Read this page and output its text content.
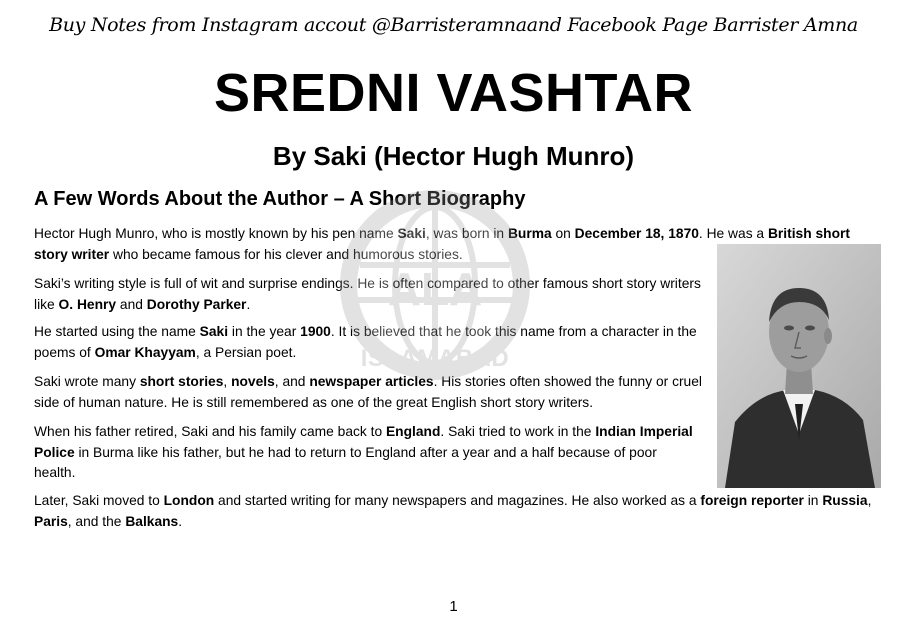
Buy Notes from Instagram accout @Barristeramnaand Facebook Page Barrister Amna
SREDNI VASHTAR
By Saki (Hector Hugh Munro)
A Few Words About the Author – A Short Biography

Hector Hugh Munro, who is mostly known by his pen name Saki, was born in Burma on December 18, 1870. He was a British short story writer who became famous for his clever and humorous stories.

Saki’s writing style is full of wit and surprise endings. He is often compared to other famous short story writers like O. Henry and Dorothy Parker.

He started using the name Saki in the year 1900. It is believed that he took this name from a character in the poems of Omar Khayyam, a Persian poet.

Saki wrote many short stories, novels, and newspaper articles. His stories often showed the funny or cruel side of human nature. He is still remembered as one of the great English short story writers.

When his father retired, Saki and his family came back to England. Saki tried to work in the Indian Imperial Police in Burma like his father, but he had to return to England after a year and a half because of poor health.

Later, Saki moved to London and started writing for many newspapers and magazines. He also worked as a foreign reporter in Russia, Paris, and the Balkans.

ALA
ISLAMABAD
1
* * *
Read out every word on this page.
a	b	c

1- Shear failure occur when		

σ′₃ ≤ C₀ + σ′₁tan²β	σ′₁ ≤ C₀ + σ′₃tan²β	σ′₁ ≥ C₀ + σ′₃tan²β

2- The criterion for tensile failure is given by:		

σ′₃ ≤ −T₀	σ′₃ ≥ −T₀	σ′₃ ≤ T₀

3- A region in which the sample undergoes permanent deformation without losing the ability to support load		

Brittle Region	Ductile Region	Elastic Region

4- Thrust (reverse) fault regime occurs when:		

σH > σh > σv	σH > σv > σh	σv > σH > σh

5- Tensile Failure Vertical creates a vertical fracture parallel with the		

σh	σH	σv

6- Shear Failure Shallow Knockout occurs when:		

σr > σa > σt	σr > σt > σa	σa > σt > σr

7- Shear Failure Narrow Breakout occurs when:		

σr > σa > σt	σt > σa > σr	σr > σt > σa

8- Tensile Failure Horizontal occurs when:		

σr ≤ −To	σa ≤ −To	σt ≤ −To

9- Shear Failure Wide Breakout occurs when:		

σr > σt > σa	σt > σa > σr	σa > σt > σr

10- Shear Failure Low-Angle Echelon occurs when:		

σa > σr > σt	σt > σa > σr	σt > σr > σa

TASK. Copy out every line that includes the word "from".

RESPONSE BELOW.
Buy Notes from Instagram accout @Barristeramnaand Facebook Page Barrister Amna
He started using the name Saki in the year 1900. It is believed that he took this name from a character in the poems of Omar Khayyam, a Persian poet.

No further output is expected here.